Quote all entries exactly, leaving pictures aside.
************
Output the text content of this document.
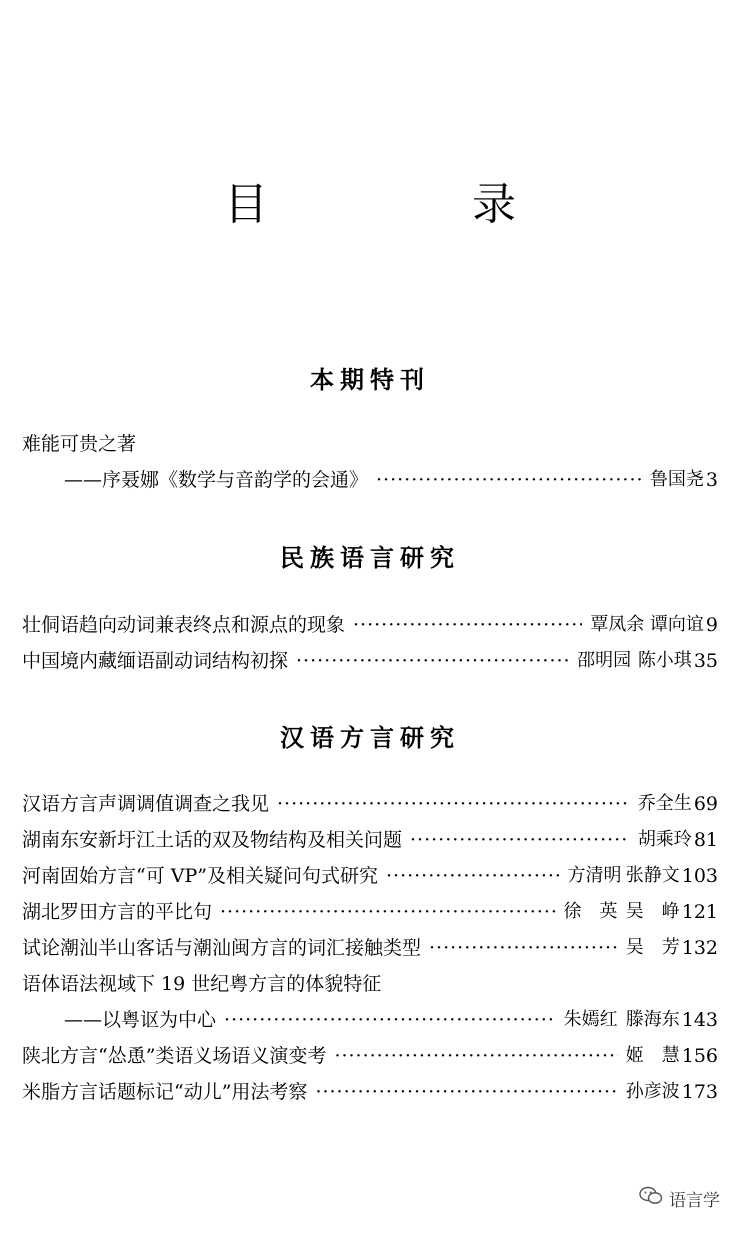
目　录
本期特刊
难能可贵之著
——序聂娜《数学与音韵学的会通》 ·····	鲁国尧 3
民族语言研究
壮侗语趋向动词兼表终点和源点的现象 ·····	覃凤余 谭向谊 9
中国境内藏缅语副动词结构初探 ·····	邵明园 陈小琪 35
汉语方言研究
汉语方言声调调值调查之我见 ·····	乔全生 69
湖南东安新圩江土话的双及物结构及相关问题 ·····	胡乘玲 81
河南固始方言“可 VP”及相关疑问句式研究 ·····	方清明 张静文 103
湖北罗田方言的平比句 ·····	徐　英 吴　峥 121
试论潮汕半山客话与潮汕闽方言的词汇接触类型 ·····	吴　芳 132
语体语法视域下 19 世纪粤方言的体貌特征
——以粤讴为中心 ·····	朱嫣红 滕海东 143
陕北方言“怂恿”类语义场语义演变考 ·····	姬　慧 156
米脂方言话题标记“动儿”用法考察 ·····	孙彦波 173
语言学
************
▶ **EXERCISE SOLUTION**:
Output the text content of this document.
目　录
本期特刊
难能可贵之著
——序聂娜《数学与音韵学的会通》 ·····	鲁国尧 3
民族语言研究
壮侗语趋向动词兼表终点和源点的现象 ·····	覃凤余 谭向谊 9
中国境内藏缅语副动词结构初探 ·····	邵明园 陈小琪 35
汉语方言研究
汉语方言声调调值调查之我见 ·····	乔全生 69
湖南东安新圩江土话的双及物结构及相关问题 ·····	胡乘玲 81
河南固始方言“可 VP”及相关疑问句式研究 ·····	方清明 张静文 103
湖北罗田方言的平比句 ·····	徐　英 吴　峥 121
试论潮汕半山客话与潮汕闽方言的词汇接触类型 ·····	吴　芳 132
语体语法视域下 19 世纪粤方言的体貌特征
——以粤讴为中心 ·····	朱嫣红 滕海东 143
陕北方言“怂恿”类语义场语义演变考 ·····	姬　慧 156
米脂方言话题标记“动儿”用法考察 ·····	孙彦波 173
语言学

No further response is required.